Using the listing beneath this task, count the lines with the word "image" and write only the result.
------ Data entries ------
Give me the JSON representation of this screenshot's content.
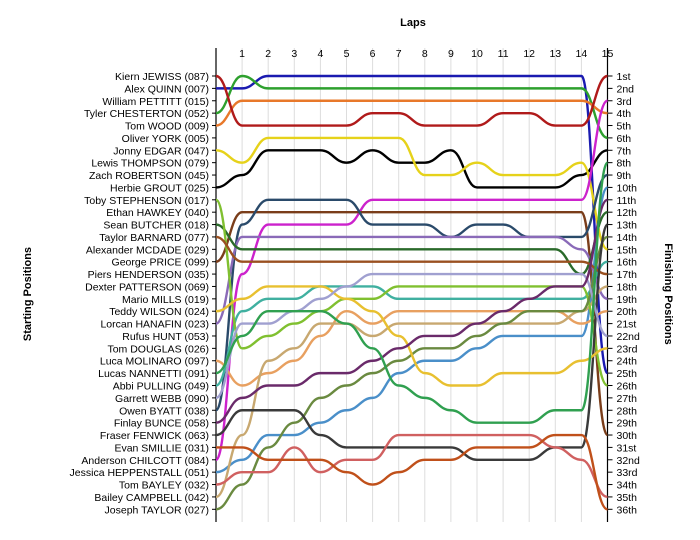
{
  "chart_data": {
    "type": "line",
    "title": "Laps",
    "xlabel": "Laps",
    "ylabel_left": "Starting Positions",
    "ylabel_right": "Finishing Positions",
    "x": [
      0,
      1,
      2,
      3,
      4,
      5,
      6,
      7,
      8,
      9,
      10,
      11,
      12,
      13,
      14,
      15
    ],
    "x_tick_labels": [
      "1",
      "2",
      "3",
      "4",
      "5",
      "6",
      "7",
      "8",
      "9",
      "10",
      "11",
      "12",
      "13",
      "14",
      "15"
    ],
    "driver_labels": [
      "Kiern JEWISS (087)",
      "Alex QUINN (007)",
      "William PETTITT (015)",
      "Tyler CHESTERTON (052)",
      "Tom WOOD (009)",
      "Oliver YORK (005)",
      "Jonny EDGAR (047)",
      "Lewis THOMPSON (079)",
      "Zach ROBERTSON (045)",
      "Herbie GROUT (025)",
      "Toby STEPHENSON (017)",
      "Ethan HAWKEY (040)",
      "Sean BUTCHER (018)",
      "Taylor BARNARD (077)",
      "Alexander MCDADE (029)",
      "George PRICE (099)",
      "Piers HENDERSON (035)",
      "Dexter PATTERSON (069)",
      "Mario MILLS (019)",
      "Teddy WILSON (024)",
      "Lorcan HANAFIN (023)",
      "Rufus HUNT (053)",
      "Tom DOUGLAS (026)",
      "Luca MOLINARO (097)",
      "Lucas NANNETTI (091)",
      "Abbi PULLING (049)",
      "Garrett WEBB (090)",
      "Owen BYATT (038)",
      "Finlay BUNCE (058)",
      "Fraser FENWICK (063)",
      "Evan SMILLIE (031)",
      "Anderson CHILCOTT (084)",
      "Jessica HEPPENSTALL (051)",
      "Tom BAYLEY (032)",
      "Bailey CAMPBELL (042)",
      "Joseph TAYLOR (027)"
    ],
    "finish_labels": [
      "1st",
      "2nd",
      "3rd",
      "4th",
      "5th",
      "6th",
      "7th",
      "8th",
      "9th",
      "10th",
      "11th",
      "12th",
      "13th",
      "14th",
      "15th",
      "16th",
      "17th",
      "18th",
      "19th",
      "20th",
      "21st",
      "22nd",
      "23rd",
      "24th",
      "25th",
      "26th",
      "27th",
      "28th",
      "29th",
      "30th",
      "31st",
      "32nd",
      "33rd",
      "34th",
      "35th",
      "36th"
    ],
    "series": [
      {
        "color": "#1a1ab0",
        "values": [
          2,
          2,
          1,
          1,
          1,
          1,
          1,
          1,
          1,
          1,
          1,
          1,
          1,
          1,
          1,
          25
        ]
      },
      {
        "color": "#2ea02e",
        "values": [
          4,
          1,
          2,
          2,
          2,
          2,
          2,
          2,
          2,
          2,
          2,
          2,
          2,
          2,
          2,
          6
        ]
      },
      {
        "color": "#e8782a",
        "values": [
          5,
          3,
          3,
          3,
          3,
          3,
          3,
          3,
          3,
          3,
          3,
          3,
          3,
          3,
          3,
          4
        ]
      },
      {
        "color": "#b01a1a",
        "values": [
          1,
          5,
          5,
          5,
          5,
          5,
          4,
          4,
          5,
          5,
          5,
          4,
          4,
          5,
          5,
          1
        ]
      },
      {
        "color": "#000000",
        "values": [
          10,
          9,
          7,
          7,
          7,
          8,
          7,
          8,
          8,
          7,
          10,
          10,
          10,
          10,
          9,
          7
        ]
      },
      {
        "color": "#e6d21a",
        "values": [
          7,
          8,
          6,
          6,
          6,
          6,
          6,
          6,
          9,
          9,
          8,
          9,
          9,
          9,
          8,
          15
        ]
      },
      {
        "color": "#cc22cc",
        "values": [
          32,
          17,
          13,
          13,
          13,
          13,
          11,
          11,
          11,
          11,
          11,
          11,
          11,
          11,
          11,
          3
        ]
      },
      {
        "color": "#7a3d1a",
        "values": [
          16,
          12,
          12,
          12,
          12,
          12,
          12,
          12,
          12,
          12,
          12,
          12,
          12,
          12,
          12,
          30
        ]
      },
      {
        "color": "#4a8fc9",
        "values": [
          33,
          32,
          30,
          30,
          29,
          28,
          27,
          25,
          24,
          24,
          23,
          22,
          22,
          22,
          22,
          10
        ]
      },
      {
        "color": "#2a4a6a",
        "values": [
          28,
          13,
          11,
          11,
          11,
          11,
          13,
          13,
          13,
          14,
          13,
          13,
          14,
          14,
          14,
          9
        ]
      },
      {
        "color": "#e8a060",
        "values": [
          24,
          26,
          25,
          24,
          22,
          20,
          21,
          20,
          20,
          20,
          20,
          20,
          20,
          20,
          21,
          20
        ]
      },
      {
        "color": "#8a6ab8",
        "values": [
          21,
          14,
          14,
          14,
          14,
          14,
          14,
          14,
          14,
          14,
          14,
          14,
          14,
          14,
          15,
          19
        ]
      },
      {
        "color": "#40b0a0",
        "values": [
          26,
          20,
          19,
          19,
          18,
          18,
          18,
          19,
          19,
          19,
          19,
          19,
          19,
          19,
          19,
          16
        ]
      },
      {
        "color": "#2a6a2a",
        "values": [
          13,
          15,
          15,
          15,
          15,
          15,
          15,
          15,
          15,
          15,
          15,
          15,
          15,
          15,
          17,
          12
        ]
      },
      {
        "color": "#c8a870",
        "values": [
          35,
          30,
          24,
          23,
          21,
          21,
          22,
          21,
          21,
          21,
          21,
          21,
          21,
          21,
          20,
          18
        ]
      },
      {
        "color": "#80c030",
        "values": [
          11,
          23,
          22,
          21,
          20,
          19,
          19,
          18,
          18,
          18,
          18,
          18,
          18,
          18,
          18,
          26
        ]
      },
      {
        "color": "#9a5020",
        "values": [
          14,
          16,
          16,
          16,
          16,
          16,
          16,
          16,
          16,
          16,
          16,
          16,
          16,
          16,
          16,
          17
        ]
      },
      {
        "color": "#6a8a40",
        "values": [
          36,
          34,
          31,
          29,
          27,
          26,
          25,
          24,
          23,
          23,
          22,
          21,
          20,
          20,
          20,
          14
        ]
      },
      {
        "color": "#3a3a3a",
        "values": [
          30,
          28,
          28,
          28,
          30,
          31,
          31,
          31,
          31,
          31,
          32,
          32,
          32,
          31,
          31,
          13
        ]
      },
      {
        "color": "#d06060",
        "values": [
          34,
          33,
          33,
          31,
          33,
          32,
          32,
          30,
          30,
          30,
          30,
          30,
          30,
          31,
          32,
          35
        ]
      },
      {
        "color": "#e8c030",
        "values": [
          20,
          19,
          18,
          18,
          18,
          19,
          20,
          22,
          25,
          26,
          26,
          25,
          25,
          25,
          24,
          23
        ]
      },
      {
        "color": "#a0a0d0",
        "values": [
          27,
          21,
          21,
          20,
          19,
          18,
          17,
          17,
          17,
          17,
          17,
          17,
          17,
          17,
          17,
          22
        ]
      },
      {
        "color": "#6a2a6a",
        "values": [
          29,
          27,
          26,
          26,
          25,
          25,
          24,
          23,
          22,
          22,
          21,
          20,
          19,
          18,
          18,
          11
        ]
      },
      {
        "color": "#30a050",
        "values": [
          25,
          22,
          20,
          20,
          20,
          21,
          23,
          26,
          27,
          28,
          29,
          29,
          29,
          28,
          28,
          8
        ]
      },
      {
        "color": "#c0501a",
        "values": [
          31,
          31,
          32,
          32,
          32,
          33,
          34,
          33,
          32,
          32,
          31,
          31,
          31,
          30,
          30,
          36
        ]
      }
    ]
  }
}
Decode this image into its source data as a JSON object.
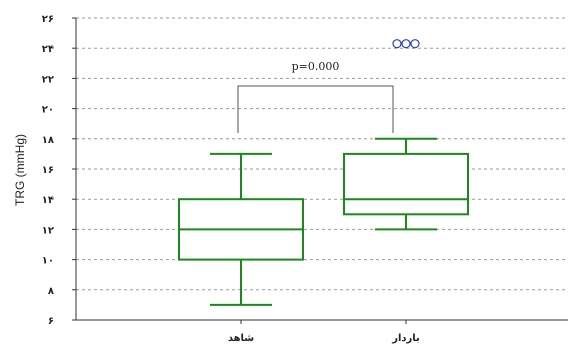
{
  "chart_data": {
    "type": "box",
    "ylabel": "TRG (mmHg)",
    "ytick_labels": [
      "۶",
      "۸",
      "۱۰",
      "۱۲",
      "۱۴",
      "۱۶",
      "۱۸",
      "۲۰",
      "۲۲",
      "۲۴",
      "۲۶"
    ],
    "yticks": [
      6,
      8,
      10,
      12,
      14,
      16,
      18,
      20,
      22,
      24,
      26
    ],
    "ylim": [
      6,
      26
    ],
    "grid": true,
    "categories": [
      "شاهد",
      "باردار"
    ],
    "boxes": [
      {
        "category": "شاهد",
        "whisker_low": 7.0,
        "q1": 10.0,
        "median": 12.0,
        "q3": 14.0,
        "whisker_high": 17.0,
        "outliers": []
      },
      {
        "category": "باردار",
        "whisker_low": 12.0,
        "q1": 13.0,
        "median": 14.0,
        "q3": 17.0,
        "whisker_high": 18.0,
        "outliers": [
          24.3,
          24.3,
          24.3
        ]
      }
    ],
    "annotation": {
      "text": "p=0.000",
      "bracket_between": [
        "شاهد",
        "باردار"
      ]
    },
    "colors": {
      "box": "#1a8a1a",
      "outlier": "#2b3fb5",
      "grid": "#9a9a9a",
      "bracket": "#555555"
    }
  }
}
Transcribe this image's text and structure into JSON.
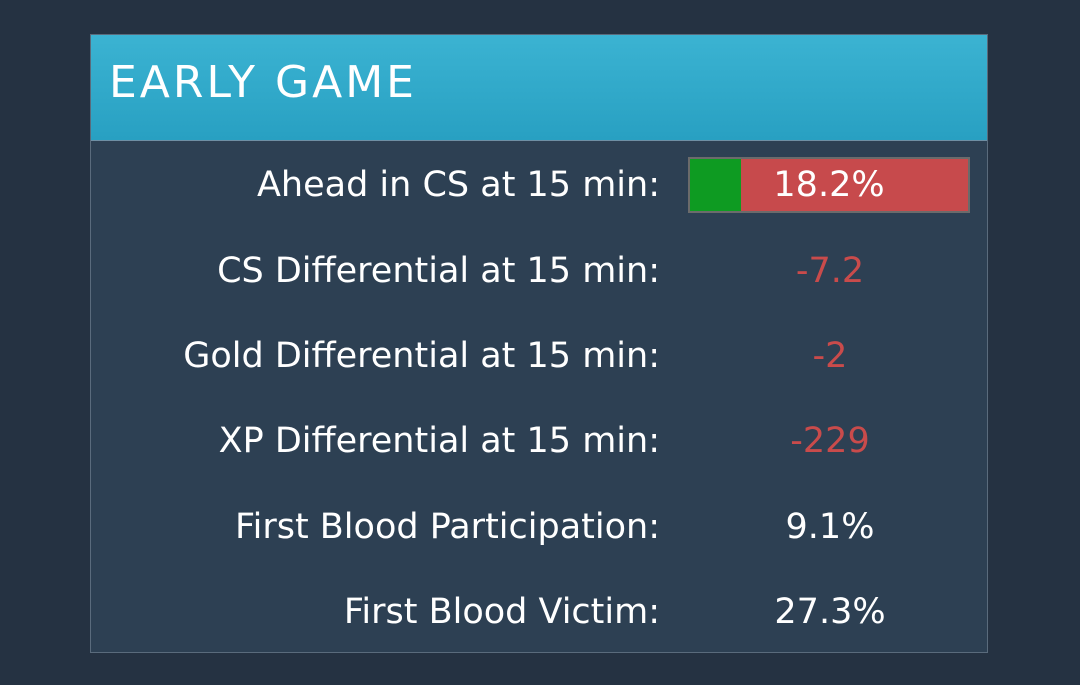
{
  "panel": {
    "title": "EARLY GAME"
  },
  "colors": {
    "header": "#2ba6c7",
    "panel_bg": "#2d4053",
    "negative": "#c94b4b",
    "bar_fill": "#0e9b22",
    "bar_track": "#c74a4c"
  },
  "stats": [
    {
      "label": "Ahead in CS at 15 min:",
      "value": "18.2%",
      "bar_fraction": 0.182
    },
    {
      "label": "CS Differential at 15 min:",
      "value": "-7.2"
    },
    {
      "label": "Gold Differential at 15 min:",
      "value": "-2"
    },
    {
      "label": "XP Differential at 15 min:",
      "value": "-229"
    },
    {
      "label": "First Blood Participation:",
      "value": "9.1%"
    },
    {
      "label": "First Blood Victim:",
      "value": "27.3%"
    }
  ]
}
------
- _Result of this task_: 2